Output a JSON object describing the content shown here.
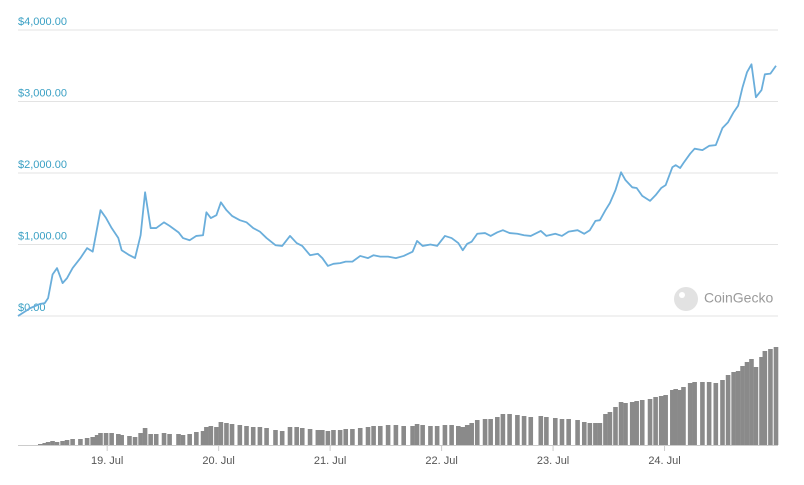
{
  "chart_data": {
    "type": "line",
    "color": "#6aaedb",
    "grid": true,
    "xlim": [
      18.2,
      25.0
    ],
    "xticks": [
      {
        "value": 19,
        "label": "19. Jul"
      },
      {
        "value": 20,
        "label": "20. Jul"
      },
      {
        "value": 21,
        "label": "21. Jul"
      },
      {
        "value": 22,
        "label": "22. Jul"
      },
      {
        "value": 23,
        "label": "23. Jul"
      },
      {
        "value": 24,
        "label": "24. Jul"
      }
    ],
    "ylim": [
      0,
      4000
    ],
    "yticks": [
      {
        "value": 0,
        "label": "$0.00"
      },
      {
        "value": 1000,
        "label": "$1,000.00"
      },
      {
        "value": 2000,
        "label": "$2,000.00"
      },
      {
        "value": 3000,
        "label": "$3,000.00"
      },
      {
        "value": 4000,
        "label": "$4,000.00"
      }
    ],
    "watermark": "CoinGecko",
    "x": [
      18.2,
      18.31,
      18.4,
      18.44,
      18.47,
      18.51,
      18.55,
      18.6,
      18.64,
      18.69,
      18.76,
      18.82,
      18.87,
      18.91,
      18.94,
      18.99,
      19.04,
      19.1,
      19.13,
      19.2,
      19.25,
      19.3,
      19.34,
      19.39,
      19.44,
      19.51,
      19.56,
      19.64,
      19.68,
      19.74,
      19.8,
      19.86,
      19.89,
      19.93,
      19.98,
      20.02,
      20.07,
      20.12,
      20.19,
      20.25,
      20.31,
      20.37,
      20.43,
      20.51,
      20.57,
      20.64,
      20.7,
      20.75,
      20.82,
      20.89,
      20.93,
      20.98,
      21.03,
      21.09,
      21.14,
      21.2,
      21.27,
      21.34,
      21.39,
      21.45,
      21.52,
      21.59,
      21.66,
      21.74,
      21.78,
      21.83,
      21.9,
      21.96,
      22.03,
      22.09,
      22.15,
      22.19,
      22.23,
      22.27,
      22.32,
      22.39,
      22.44,
      22.5,
      22.55,
      22.61,
      22.68,
      22.74,
      22.8,
      22.89,
      22.94,
      23.02,
      23.08,
      23.14,
      23.22,
      23.28,
      23.33,
      23.38,
      23.42,
      23.47,
      23.51,
      23.56,
      23.61,
      23.65,
      23.71,
      23.75,
      23.8,
      23.87,
      23.92,
      23.97,
      24.01,
      24.07,
      24.1,
      24.14,
      24.17,
      24.23,
      24.27,
      24.34,
      24.4,
      24.46,
      24.52,
      24.57,
      24.62,
      24.66,
      24.7,
      24.74,
      24.78,
      24.82,
      24.87,
      24.9,
      24.95,
      25.0
    ],
    "values": [
      0,
      110,
      170,
      180,
      250,
      580,
      670,
      460,
      530,
      670,
      810,
      950,
      900,
      1230,
      1480,
      1370,
      1230,
      1090,
      920,
      850,
      810,
      1130,
      1730,
      1230,
      1230,
      1310,
      1260,
      1170,
      1090,
      1060,
      1120,
      1130,
      1450,
      1370,
      1410,
      1590,
      1480,
      1400,
      1340,
      1310,
      1230,
      1180,
      1090,
      990,
      980,
      1120,
      1020,
      980,
      850,
      870,
      810,
      700,
      730,
      740,
      760,
      760,
      840,
      810,
      850,
      830,
      830,
      810,
      840,
      900,
      1050,
      980,
      1000,
      980,
      1120,
      1090,
      1020,
      920,
      1010,
      1040,
      1150,
      1160,
      1120,
      1170,
      1200,
      1160,
      1150,
      1130,
      1120,
      1190,
      1120,
      1150,
      1120,
      1180,
      1200,
      1150,
      1200,
      1330,
      1340,
      1480,
      1580,
      1760,
      2010,
      1900,
      1800,
      1790,
      1680,
      1610,
      1690,
      1790,
      1830,
      2080,
      2110,
      2070,
      2140,
      2270,
      2340,
      2320,
      2380,
      2390,
      2630,
      2710,
      2850,
      2940,
      3200,
      3410,
      3520,
      3060,
      3160,
      3380,
      3390,
      3500
    ],
    "volume": {
      "type": "bar",
      "color": "#8a8a8a",
      "ylim": [
        0,
        100
      ],
      "values": [
        0,
        0,
        1,
        2,
        3,
        4,
        3,
        4,
        5,
        6,
        6,
        7,
        8,
        10,
        12,
        12,
        12,
        11,
        10,
        9,
        8,
        12,
        17,
        11,
        11,
        12,
        11,
        11,
        10,
        11,
        13,
        14,
        18,
        19,
        18,
        23,
        22,
        21,
        20,
        19,
        18,
        18,
        17,
        15,
        14,
        18,
        18,
        17,
        16,
        15,
        15,
        14,
        15,
        15,
        16,
        16,
        17,
        18,
        19,
        19,
        20,
        20,
        19,
        19,
        21,
        20,
        19,
        19,
        20,
        20,
        19,
        18,
        20,
        22,
        25,
        26,
        26,
        28,
        31,
        31,
        30,
        29,
        28,
        29,
        28,
        27,
        26,
        26,
        25,
        23,
        22,
        22,
        22,
        31,
        33,
        38,
        43,
        42,
        43,
        44,
        45,
        46,
        48,
        49,
        50,
        55,
        56,
        55,
        58,
        62,
        63,
        63,
        63,
        62,
        65,
        70,
        73,
        74,
        79,
        83,
        86,
        78,
        88,
        94,
        96,
        98
      ]
    }
  }
}
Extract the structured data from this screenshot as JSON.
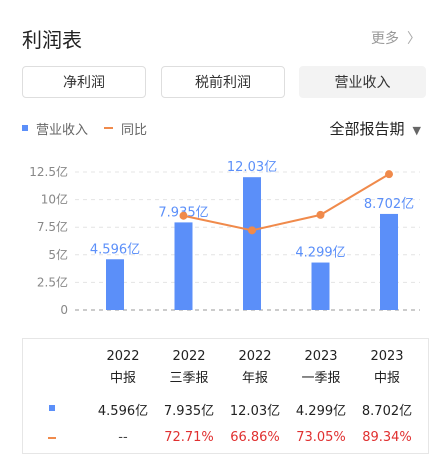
{
  "header": {
    "title": "利润表",
    "more_label": "更多",
    "more_chevron": "〉"
  },
  "tabs": [
    {
      "label": "净利润",
      "active": false
    },
    {
      "label": "税前利润",
      "active": false
    },
    {
      "label": "营业收入",
      "active": true
    }
  ],
  "legend": {
    "revenue": "营业收入",
    "yoy": "同比"
  },
  "period_selector": {
    "label": "全部报告期",
    "caret": "▼"
  },
  "colors": {
    "bar": "#5b8ff9",
    "line": "#f08a4b",
    "negative_text": "#e03030"
  },
  "chart_data": {
    "type": "bar",
    "categories": [
      "2022中报",
      "2022三季报",
      "2022年报",
      "2023一季报",
      "2023中报"
    ],
    "series": [
      {
        "name": "营业收入",
        "values": [
          4.596,
          7.935,
          12.03,
          4.299,
          8.702
        ],
        "labels": [
          "4.596亿",
          "7.935亿",
          "12.03亿",
          "4.299亿",
          "8.702亿"
        ]
      },
      {
        "name": "同比",
        "type": "line",
        "values": [
          null,
          72.71,
          66.86,
          73.05,
          89.34
        ]
      }
    ],
    "yticks": [
      "12.5亿",
      "10亿",
      "7.5亿",
      "5亿",
      "2.5亿",
      "0"
    ],
    "ylim": [
      0,
      12.5
    ],
    "grid": true
  },
  "table": {
    "columns": [
      {
        "year": "2022",
        "period": "中报"
      },
      {
        "year": "2022",
        "period": "三季报"
      },
      {
        "year": "2022",
        "period": "年报"
      },
      {
        "year": "2023",
        "period": "一季报"
      },
      {
        "year": "2023",
        "period": "中报"
      }
    ],
    "revenue_row": [
      "4.596亿",
      "7.935亿",
      "12.03亿",
      "4.299亿",
      "8.702亿"
    ],
    "yoy_row": [
      "--",
      "72.71%",
      "66.86%",
      "73.05%",
      "89.34%"
    ]
  }
}
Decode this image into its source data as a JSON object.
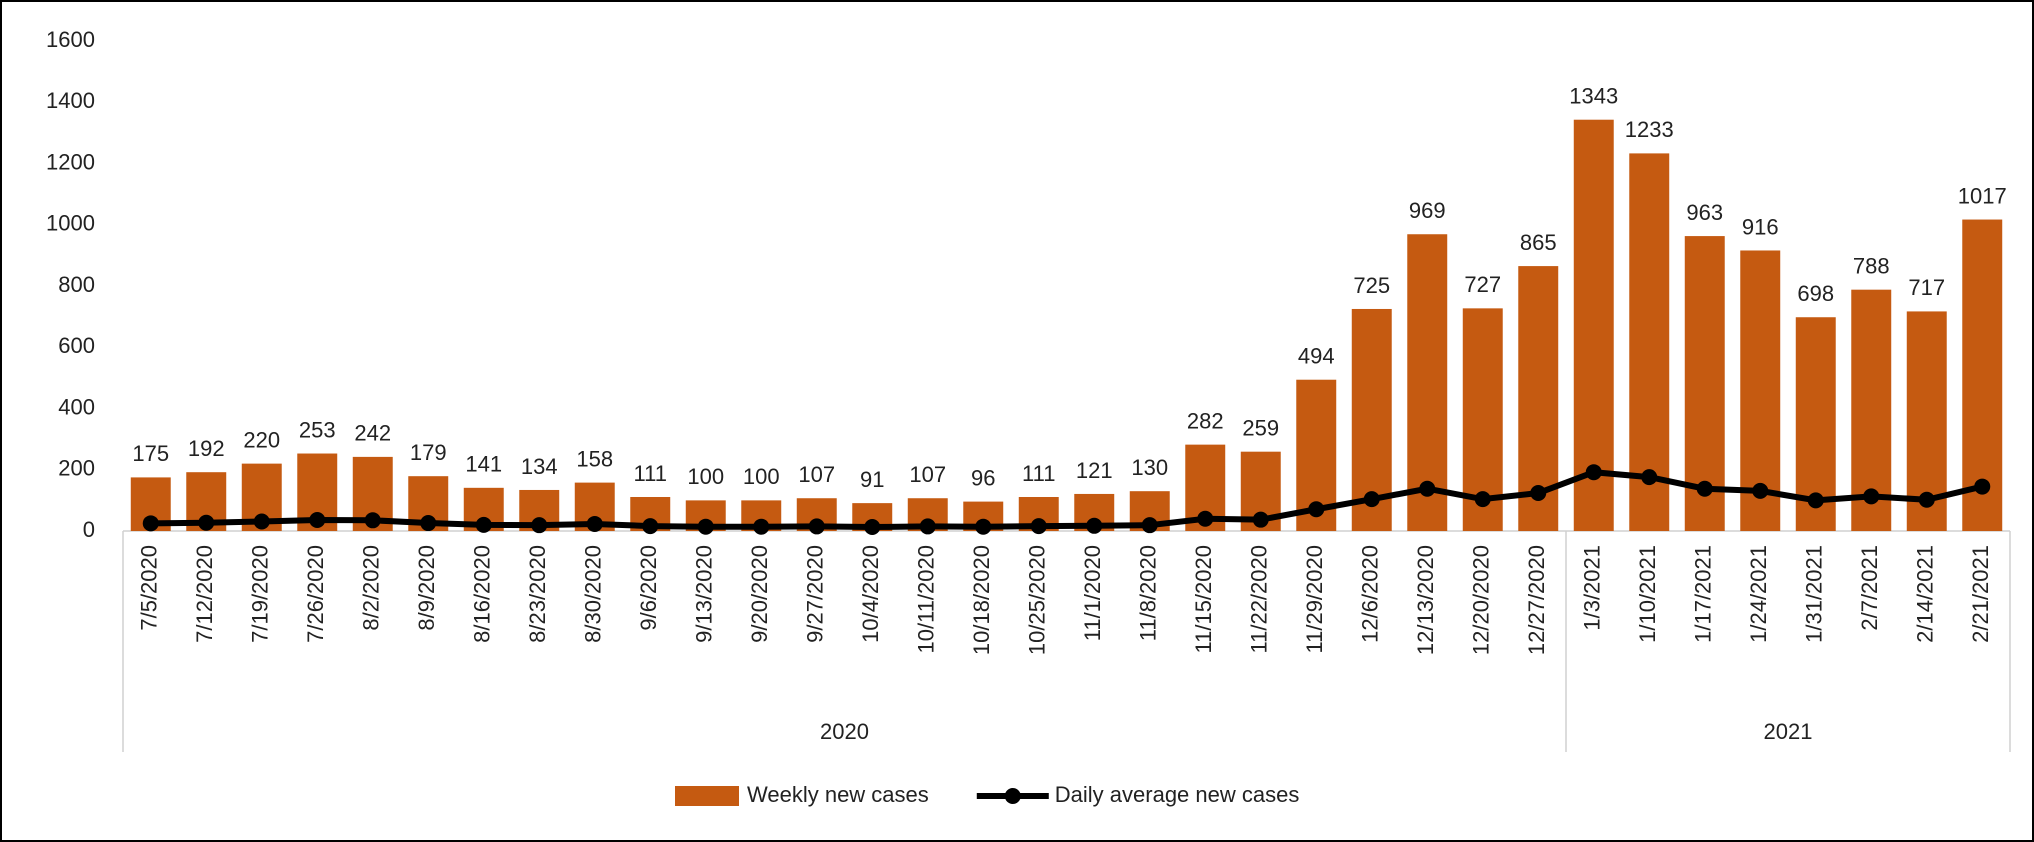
{
  "chart_data": {
    "type": "bar_line",
    "categories": [
      "7/5/2020",
      "7/12/2020",
      "7/19/2020",
      "7/26/2020",
      "8/2/2020",
      "8/9/2020",
      "8/16/2020",
      "8/23/2020",
      "8/30/2020",
      "9/6/2020",
      "9/13/2020",
      "9/20/2020",
      "9/27/2020",
      "10/4/2020",
      "10/11/2020",
      "10/18/2020",
      "10/25/2020",
      "11/1/2020",
      "11/8/2020",
      "11/15/2020",
      "11/22/2020",
      "11/29/2020",
      "12/6/2020",
      "12/13/2020",
      "12/20/2020",
      "12/27/2020",
      "1/3/2021",
      "1/10/2021",
      "1/17/2021",
      "1/24/2021",
      "1/31/2021",
      "2/7/2021",
      "2/14/2021",
      "2/21/2021"
    ],
    "groups": [
      {
        "label": "2020",
        "span": 26
      },
      {
        "label": "2021",
        "span": 8
      }
    ],
    "series": [
      {
        "name": "Weekly new cases",
        "type": "bar",
        "color": "#c55a11",
        "values": [
          175,
          192,
          220,
          253,
          242,
          179,
          141,
          134,
          158,
          111,
          100,
          100,
          107,
          91,
          107,
          96,
          111,
          121,
          130,
          282,
          259,
          494,
          725,
          969,
          727,
          865,
          1343,
          1233,
          963,
          916,
          698,
          788,
          717,
          1017
        ]
      },
      {
        "name": "Daily average new cases",
        "type": "line",
        "color": "#000000",
        "values": [
          25,
          27,
          31,
          36,
          35,
          26,
          20,
          19,
          23,
          16,
          14,
          14,
          15,
          13,
          15,
          14,
          16,
          17,
          19,
          40,
          37,
          71,
          104,
          138,
          104,
          124,
          192,
          176,
          138,
          131,
          100,
          113,
          102,
          145
        ]
      }
    ],
    "ylim": [
      0,
      1600
    ],
    "yticks": [
      0,
      200,
      400,
      600,
      800,
      1000,
      1200,
      1400,
      1600
    ],
    "legend": "bottom"
  }
}
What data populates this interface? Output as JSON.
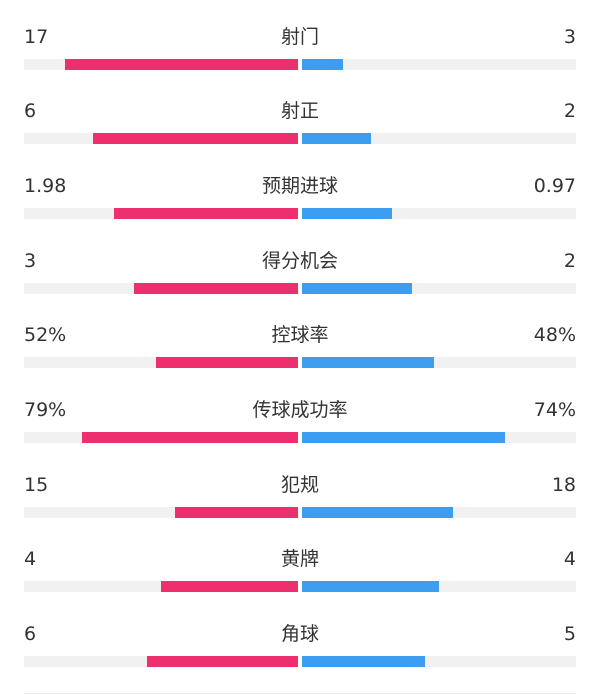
{
  "colors": {
    "home_bar": "#ee2f6d",
    "away_bar": "#3d9df1",
    "track": "#f1f1f1",
    "text": "#333333"
  },
  "stats": [
    {
      "label": "射门",
      "left": "17",
      "right": "3",
      "left_share": 0.85,
      "right_share": 0.15
    },
    {
      "label": "射正",
      "left": "6",
      "right": "2",
      "left_share": 0.75,
      "right_share": 0.25
    },
    {
      "label": "预期进球",
      "left": "1.98",
      "right": "0.97",
      "left_share": 0.67,
      "right_share": 0.33
    },
    {
      "label": "得分机会",
      "left": "3",
      "right": "2",
      "left_share": 0.6,
      "right_share": 0.4
    },
    {
      "label": "控球率",
      "left": "52%",
      "right": "48%",
      "left_share": 0.52,
      "right_share": 0.48
    },
    {
      "label": "传球成功率",
      "left": "79%",
      "right": "74%",
      "left_share": 0.79,
      "right_share": 0.74
    },
    {
      "label": "犯规",
      "left": "15",
      "right": "18",
      "left_share": 0.45,
      "right_share": 0.55
    },
    {
      "label": "黄牌",
      "left": "4",
      "right": "4",
      "left_share": 0.5,
      "right_share": 0.5
    },
    {
      "label": "角球",
      "left": "6",
      "right": "5",
      "left_share": 0.55,
      "right_share": 0.45
    }
  ]
}
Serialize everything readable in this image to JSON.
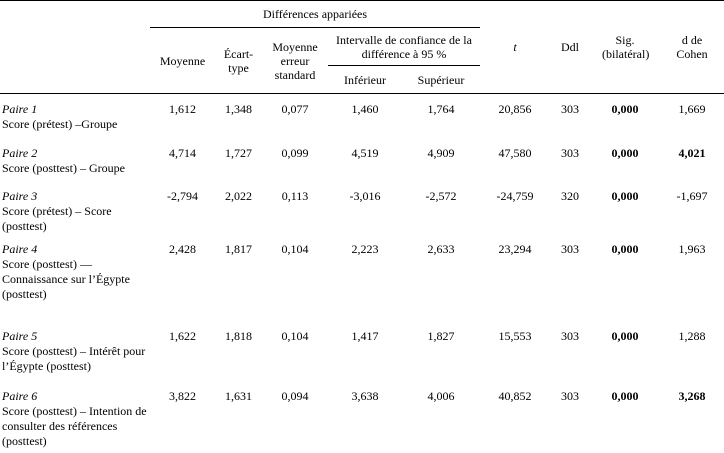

------------

Stated task:
Pull out every line of the records above that contains the word "Output".

Exercise solution:
Output a JSON object describing the content shown here.
What data populates this interface? Output as JSON.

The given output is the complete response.